§ **Exercise prompt**
Output nothing but the number of lines that include the word "Talmon".

§ **Extracted records**

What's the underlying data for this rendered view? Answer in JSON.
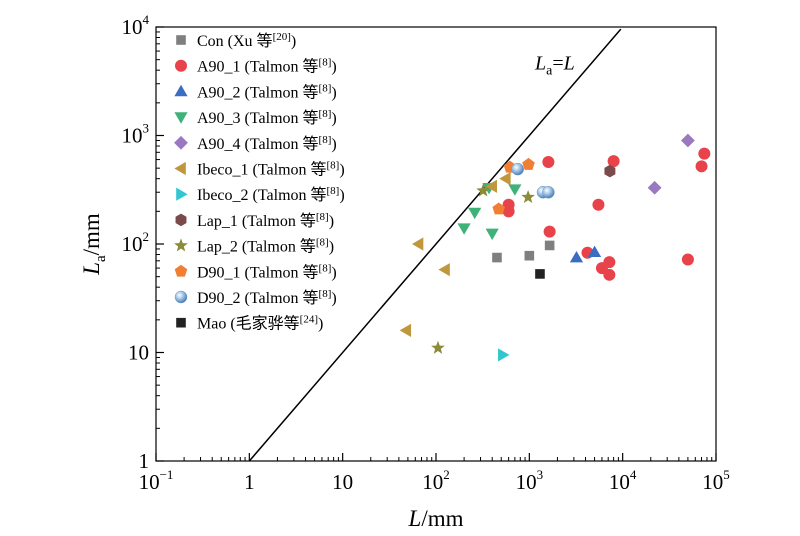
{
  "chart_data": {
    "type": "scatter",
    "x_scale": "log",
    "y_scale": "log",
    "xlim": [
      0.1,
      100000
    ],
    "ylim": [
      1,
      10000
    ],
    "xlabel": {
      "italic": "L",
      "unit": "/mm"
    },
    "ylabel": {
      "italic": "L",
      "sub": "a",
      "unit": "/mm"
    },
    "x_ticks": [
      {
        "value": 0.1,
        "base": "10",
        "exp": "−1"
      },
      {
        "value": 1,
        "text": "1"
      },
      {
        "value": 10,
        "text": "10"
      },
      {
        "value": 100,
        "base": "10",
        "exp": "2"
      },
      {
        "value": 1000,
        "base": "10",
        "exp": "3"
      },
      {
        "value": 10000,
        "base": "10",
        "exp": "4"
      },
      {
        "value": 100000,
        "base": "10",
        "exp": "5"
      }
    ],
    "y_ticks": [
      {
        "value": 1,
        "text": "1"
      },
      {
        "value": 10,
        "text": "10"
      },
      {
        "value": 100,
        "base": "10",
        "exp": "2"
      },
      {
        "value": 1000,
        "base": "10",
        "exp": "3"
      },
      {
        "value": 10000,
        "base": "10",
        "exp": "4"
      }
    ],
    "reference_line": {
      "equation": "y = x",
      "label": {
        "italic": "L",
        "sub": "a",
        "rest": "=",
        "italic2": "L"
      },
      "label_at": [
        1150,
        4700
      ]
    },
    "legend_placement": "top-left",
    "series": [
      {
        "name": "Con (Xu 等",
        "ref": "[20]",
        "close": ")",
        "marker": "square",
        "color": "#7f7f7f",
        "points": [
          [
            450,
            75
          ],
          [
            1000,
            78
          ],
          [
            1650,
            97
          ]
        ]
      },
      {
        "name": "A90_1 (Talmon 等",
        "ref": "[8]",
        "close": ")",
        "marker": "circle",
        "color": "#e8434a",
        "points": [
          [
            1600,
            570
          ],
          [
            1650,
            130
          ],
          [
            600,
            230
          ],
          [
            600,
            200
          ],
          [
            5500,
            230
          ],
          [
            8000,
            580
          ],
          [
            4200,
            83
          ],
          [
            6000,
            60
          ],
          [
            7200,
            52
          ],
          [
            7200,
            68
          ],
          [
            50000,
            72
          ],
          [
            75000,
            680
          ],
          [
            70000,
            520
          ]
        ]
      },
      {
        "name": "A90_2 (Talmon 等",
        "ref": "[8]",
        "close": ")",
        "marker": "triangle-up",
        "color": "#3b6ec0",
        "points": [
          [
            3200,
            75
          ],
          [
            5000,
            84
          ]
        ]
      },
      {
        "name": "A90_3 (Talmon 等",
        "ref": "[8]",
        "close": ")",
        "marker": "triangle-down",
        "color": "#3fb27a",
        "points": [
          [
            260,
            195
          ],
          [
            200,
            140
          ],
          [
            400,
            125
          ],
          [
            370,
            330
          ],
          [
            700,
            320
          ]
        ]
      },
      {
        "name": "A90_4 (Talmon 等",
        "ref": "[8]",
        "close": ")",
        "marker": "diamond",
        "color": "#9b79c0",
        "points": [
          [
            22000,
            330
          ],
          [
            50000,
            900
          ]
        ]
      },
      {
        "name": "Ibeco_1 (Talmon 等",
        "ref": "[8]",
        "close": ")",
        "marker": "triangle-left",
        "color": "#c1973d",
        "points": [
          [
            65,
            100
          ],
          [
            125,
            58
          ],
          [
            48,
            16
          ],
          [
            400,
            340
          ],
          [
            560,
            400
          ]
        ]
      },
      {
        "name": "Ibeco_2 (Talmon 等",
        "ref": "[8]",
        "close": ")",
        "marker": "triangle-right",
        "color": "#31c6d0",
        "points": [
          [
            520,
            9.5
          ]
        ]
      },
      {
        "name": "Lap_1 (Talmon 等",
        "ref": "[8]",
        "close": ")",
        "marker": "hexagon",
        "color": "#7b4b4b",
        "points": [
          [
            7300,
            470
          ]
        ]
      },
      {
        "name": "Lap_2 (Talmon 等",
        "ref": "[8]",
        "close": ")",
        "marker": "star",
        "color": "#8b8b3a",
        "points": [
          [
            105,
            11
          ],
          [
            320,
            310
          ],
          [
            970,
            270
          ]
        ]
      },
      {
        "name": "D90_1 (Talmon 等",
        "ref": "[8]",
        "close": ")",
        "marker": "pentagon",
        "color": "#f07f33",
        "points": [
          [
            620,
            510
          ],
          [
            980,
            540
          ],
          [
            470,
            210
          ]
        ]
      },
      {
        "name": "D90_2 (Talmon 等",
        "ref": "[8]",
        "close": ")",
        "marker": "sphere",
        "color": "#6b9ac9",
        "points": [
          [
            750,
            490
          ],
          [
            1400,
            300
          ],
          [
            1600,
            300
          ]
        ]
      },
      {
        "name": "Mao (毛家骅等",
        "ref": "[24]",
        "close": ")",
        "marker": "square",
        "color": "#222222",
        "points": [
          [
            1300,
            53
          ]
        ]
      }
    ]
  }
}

==

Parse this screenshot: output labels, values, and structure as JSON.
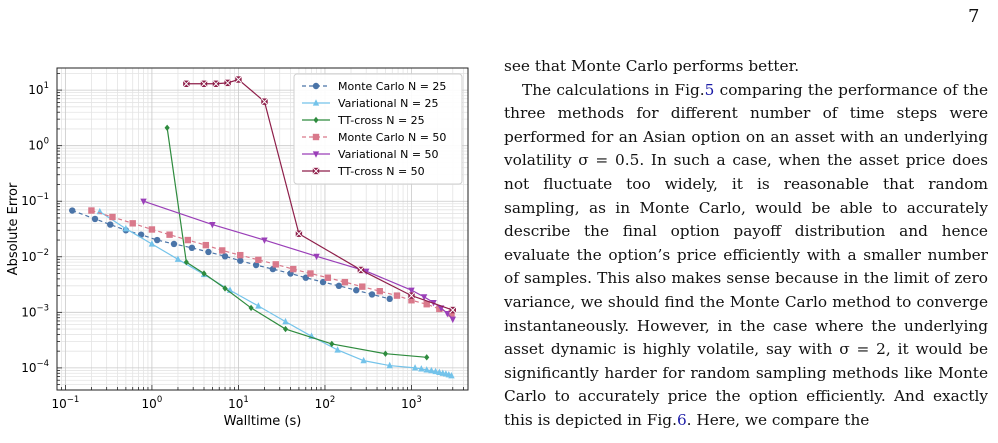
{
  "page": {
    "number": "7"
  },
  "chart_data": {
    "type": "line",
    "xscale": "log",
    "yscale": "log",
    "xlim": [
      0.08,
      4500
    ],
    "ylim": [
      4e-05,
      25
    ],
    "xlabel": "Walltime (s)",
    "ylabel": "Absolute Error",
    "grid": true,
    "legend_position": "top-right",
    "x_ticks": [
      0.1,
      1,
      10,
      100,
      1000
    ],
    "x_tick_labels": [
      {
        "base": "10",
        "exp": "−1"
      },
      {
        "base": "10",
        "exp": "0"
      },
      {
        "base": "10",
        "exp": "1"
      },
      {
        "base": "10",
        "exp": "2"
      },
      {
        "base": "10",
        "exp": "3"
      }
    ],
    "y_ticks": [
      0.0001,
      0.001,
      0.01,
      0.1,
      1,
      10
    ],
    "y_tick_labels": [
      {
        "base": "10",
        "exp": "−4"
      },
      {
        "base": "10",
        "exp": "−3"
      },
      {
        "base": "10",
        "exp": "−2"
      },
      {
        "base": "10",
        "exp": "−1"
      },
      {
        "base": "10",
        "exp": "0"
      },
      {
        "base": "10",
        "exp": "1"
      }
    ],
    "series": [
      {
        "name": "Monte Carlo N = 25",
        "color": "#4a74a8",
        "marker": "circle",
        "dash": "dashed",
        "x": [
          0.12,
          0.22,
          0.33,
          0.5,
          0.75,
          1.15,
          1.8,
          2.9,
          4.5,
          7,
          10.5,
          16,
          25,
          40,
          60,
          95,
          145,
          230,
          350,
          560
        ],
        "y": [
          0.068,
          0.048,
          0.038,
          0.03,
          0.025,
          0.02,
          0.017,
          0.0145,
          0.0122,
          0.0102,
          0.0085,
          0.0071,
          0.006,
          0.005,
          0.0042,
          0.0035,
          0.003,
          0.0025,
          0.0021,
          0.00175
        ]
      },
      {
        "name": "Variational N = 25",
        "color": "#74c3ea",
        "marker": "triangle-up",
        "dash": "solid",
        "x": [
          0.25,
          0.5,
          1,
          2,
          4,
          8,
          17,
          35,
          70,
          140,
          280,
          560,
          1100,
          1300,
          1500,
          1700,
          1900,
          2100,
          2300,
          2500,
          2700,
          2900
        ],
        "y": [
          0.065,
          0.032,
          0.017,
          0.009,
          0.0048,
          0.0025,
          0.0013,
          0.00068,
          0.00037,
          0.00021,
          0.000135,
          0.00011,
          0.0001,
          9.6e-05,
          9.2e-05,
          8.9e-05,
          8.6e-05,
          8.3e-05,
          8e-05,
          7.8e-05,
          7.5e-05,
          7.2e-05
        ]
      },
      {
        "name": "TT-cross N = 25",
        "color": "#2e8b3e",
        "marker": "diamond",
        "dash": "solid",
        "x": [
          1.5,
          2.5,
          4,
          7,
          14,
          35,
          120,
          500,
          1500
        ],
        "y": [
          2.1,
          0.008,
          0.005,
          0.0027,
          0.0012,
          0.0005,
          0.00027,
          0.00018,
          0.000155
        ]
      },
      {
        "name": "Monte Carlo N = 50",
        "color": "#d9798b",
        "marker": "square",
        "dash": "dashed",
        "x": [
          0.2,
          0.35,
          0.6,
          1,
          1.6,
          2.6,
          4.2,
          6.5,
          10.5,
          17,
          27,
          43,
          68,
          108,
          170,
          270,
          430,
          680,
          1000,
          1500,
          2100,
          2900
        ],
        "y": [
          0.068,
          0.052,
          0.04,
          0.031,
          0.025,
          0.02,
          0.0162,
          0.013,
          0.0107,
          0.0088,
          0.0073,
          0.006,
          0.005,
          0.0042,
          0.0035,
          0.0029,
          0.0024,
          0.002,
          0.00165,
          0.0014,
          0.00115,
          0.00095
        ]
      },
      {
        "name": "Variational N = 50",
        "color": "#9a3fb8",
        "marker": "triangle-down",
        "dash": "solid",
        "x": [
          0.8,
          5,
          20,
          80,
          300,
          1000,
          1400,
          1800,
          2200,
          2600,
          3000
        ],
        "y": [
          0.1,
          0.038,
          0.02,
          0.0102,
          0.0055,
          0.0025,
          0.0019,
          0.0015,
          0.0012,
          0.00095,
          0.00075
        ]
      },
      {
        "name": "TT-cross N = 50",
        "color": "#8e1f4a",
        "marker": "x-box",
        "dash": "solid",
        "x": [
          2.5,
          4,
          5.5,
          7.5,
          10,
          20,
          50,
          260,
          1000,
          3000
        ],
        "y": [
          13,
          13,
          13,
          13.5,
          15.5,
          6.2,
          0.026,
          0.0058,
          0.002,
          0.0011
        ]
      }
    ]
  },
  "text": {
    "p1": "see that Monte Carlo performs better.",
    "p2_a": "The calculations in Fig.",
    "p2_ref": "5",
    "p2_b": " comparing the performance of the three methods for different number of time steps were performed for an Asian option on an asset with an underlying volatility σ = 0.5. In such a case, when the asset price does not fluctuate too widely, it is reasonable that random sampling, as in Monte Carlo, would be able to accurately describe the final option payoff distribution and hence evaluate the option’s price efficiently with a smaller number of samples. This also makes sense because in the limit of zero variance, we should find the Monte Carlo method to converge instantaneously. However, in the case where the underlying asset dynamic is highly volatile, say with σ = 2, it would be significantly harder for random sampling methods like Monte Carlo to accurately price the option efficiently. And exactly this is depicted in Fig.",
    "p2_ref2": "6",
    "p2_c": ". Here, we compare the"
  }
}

§ **Written response**
10